- _PAGE EXTRACT_:
There's a whole bunch of different ways you can arrange stuff inside of a cubby, in each unit. Or you can go with these big central plants and have area down in the basement and infrastructure, more infrastructure running through the structure, and maybe up to the ceiling, to condensing units, et cetera.

So many options. On top of that, all of these different systems come with a different infrastructure alternatives, which all come with a different cost, different labor cost, material cost. And then even then, we can go deeper. And then for each type of pipe or duct, there's different types of fittings.

Are we going to use braised fittings? Or we use these expensive quick connect fittings? Make sure you take in account special things for VRF systems. And again, all these take different time to install, different upfront cost, a lot. So I was completely overwhelmed trying to do this.

After all, we were a startup. And I was also the only engineer. So this was all on my shoulders. Literally I could not comprehend all the data, overwhelmed by all the calculations that would need to be done. My brain hurt thinking about all the different configurations and how to organize the data.

I didn't have enough knowledge. And I definitely don't have enough time. We were trying to move quick. I literally actually took a week of leave off because I was going crazy. I felt like my brain ran out of RAM. If you use Dynamo a lot, you'll know what that means. So in that week I thought about it, collected my thoughts.

And I realized, hey stick with what you're good at, what you've been working on for four years. And that's what you can use, right? So this idea of generative design, computational design, using data, algorithmic thinking, using this we can organize everything in a really clear way.

We can articulate trade offs now that we have a system. We'll get into that. And then I can express concerns that I had with proof. In other words, I wasn't just using rules of thumb now. I actually had this system to show these things.

So that's what we're going to talk about today, my kind of journey of building this and formulating this idea of using HVAC, generative design for HVAC selection. So first we're going to get kind of understand what generative design is, the foundational concepts. We're then going to identify how to define rules for a successful generative design analysis.

Then we're going to explore running Generative Design inside Dynamo and Revit. Then we're going to take all this and we're going to apply it to MEP System design.

So Generative Design 101. So really generative design, it's a buzz word and it's getting bad rap. So you could probably summon what is algorithmic design? What is computational design? What is programming, probably many more. But here's my definition of generative design.

Last year I gave it to Ryan from TestFit. This year I'm going to take a stab at the simple definition. Generative design is the combination of data, some type of algorithmic logic, that encompasses our design ideas. Then by combining all these, we deliver a method for optimization of our design problems.

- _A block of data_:
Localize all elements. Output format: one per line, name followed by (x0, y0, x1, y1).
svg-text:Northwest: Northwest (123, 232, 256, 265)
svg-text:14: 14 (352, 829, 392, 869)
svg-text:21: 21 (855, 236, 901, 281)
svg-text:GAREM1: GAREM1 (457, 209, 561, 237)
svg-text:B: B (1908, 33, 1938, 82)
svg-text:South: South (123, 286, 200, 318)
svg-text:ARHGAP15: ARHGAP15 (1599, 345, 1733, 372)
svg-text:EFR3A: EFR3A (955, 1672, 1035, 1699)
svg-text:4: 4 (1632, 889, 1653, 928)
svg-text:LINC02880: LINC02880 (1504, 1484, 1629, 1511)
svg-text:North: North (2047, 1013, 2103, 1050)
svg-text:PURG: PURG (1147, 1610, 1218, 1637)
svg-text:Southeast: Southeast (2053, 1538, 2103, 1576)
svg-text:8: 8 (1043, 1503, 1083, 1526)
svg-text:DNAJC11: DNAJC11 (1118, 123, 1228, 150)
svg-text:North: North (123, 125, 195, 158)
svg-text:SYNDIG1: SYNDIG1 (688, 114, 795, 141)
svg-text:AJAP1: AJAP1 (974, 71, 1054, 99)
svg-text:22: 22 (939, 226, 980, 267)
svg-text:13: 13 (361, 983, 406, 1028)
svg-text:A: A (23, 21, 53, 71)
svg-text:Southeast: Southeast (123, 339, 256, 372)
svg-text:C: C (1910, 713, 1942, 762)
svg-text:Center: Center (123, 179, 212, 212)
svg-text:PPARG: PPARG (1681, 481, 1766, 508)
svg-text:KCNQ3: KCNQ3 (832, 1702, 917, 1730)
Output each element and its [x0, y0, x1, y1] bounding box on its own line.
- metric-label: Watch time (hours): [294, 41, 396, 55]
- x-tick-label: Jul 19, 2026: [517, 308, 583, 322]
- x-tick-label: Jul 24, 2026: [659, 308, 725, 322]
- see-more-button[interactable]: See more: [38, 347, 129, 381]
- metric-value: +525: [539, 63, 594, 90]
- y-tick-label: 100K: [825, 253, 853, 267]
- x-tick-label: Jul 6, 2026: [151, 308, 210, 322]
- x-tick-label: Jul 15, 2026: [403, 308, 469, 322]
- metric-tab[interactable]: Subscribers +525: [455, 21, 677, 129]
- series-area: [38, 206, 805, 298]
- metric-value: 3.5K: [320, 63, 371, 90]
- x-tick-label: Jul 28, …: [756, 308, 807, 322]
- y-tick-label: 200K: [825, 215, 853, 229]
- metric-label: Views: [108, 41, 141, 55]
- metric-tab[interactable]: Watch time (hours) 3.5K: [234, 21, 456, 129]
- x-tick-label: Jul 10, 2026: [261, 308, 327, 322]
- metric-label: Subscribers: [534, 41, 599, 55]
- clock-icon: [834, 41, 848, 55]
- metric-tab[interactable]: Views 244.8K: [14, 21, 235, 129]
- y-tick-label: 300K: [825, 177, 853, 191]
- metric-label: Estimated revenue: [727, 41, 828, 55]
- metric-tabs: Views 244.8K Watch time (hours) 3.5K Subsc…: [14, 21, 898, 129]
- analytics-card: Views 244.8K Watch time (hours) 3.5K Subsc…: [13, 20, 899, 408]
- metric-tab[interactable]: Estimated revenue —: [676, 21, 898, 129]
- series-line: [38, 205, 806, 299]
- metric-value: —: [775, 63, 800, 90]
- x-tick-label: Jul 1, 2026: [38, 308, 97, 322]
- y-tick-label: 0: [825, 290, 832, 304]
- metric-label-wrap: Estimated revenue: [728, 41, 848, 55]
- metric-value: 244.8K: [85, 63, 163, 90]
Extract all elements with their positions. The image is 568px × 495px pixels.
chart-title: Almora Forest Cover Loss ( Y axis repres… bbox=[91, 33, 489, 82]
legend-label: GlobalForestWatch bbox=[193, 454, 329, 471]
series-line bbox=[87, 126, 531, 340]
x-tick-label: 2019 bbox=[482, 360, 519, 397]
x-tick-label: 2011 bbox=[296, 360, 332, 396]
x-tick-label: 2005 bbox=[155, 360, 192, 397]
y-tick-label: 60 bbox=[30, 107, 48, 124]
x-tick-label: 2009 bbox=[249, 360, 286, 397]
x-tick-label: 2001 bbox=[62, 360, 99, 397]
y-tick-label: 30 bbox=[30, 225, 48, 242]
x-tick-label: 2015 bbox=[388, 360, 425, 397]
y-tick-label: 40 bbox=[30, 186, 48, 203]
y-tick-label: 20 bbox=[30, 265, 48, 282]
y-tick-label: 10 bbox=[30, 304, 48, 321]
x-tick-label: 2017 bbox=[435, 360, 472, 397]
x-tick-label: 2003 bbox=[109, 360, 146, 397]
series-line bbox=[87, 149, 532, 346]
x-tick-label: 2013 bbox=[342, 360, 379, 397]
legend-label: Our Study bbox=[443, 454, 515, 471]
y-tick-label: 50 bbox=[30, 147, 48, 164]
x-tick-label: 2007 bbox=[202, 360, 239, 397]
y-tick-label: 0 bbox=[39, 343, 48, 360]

- _EXERCISE REQUIREMENTS_:
a: In the generative design talk, how long was the leave the speaker took after feeling overwhelmed?
b: Output everything in the generative design talk from "I didn't have" down to "show these things.".

- _COMPLETE ANSWERS_:
a: A week.

b:
I didn't have enough knowledge. And I definitely don't have enough time. We were trying to move quick. I literally actually took a week of leave off because I was going crazy. I felt like my brain ran out of RAM. If you use Dynamo a lot, you'll know what that means. So in that week I thought about it, collected my thoughts.

And I realized, hey stick with what you're good at, what you've been working on for four years. And that's what you can use, right? So this idea of generative design, computational design, using data, algorithmic thinking, using this we can organize everything in a really clear way.

We can articulate trade offs now that we have a system. We'll get into that. And then I can express concerns that I had with proof. In other words, I wasn't just using rules of thumb now. I actually had this system to show these things.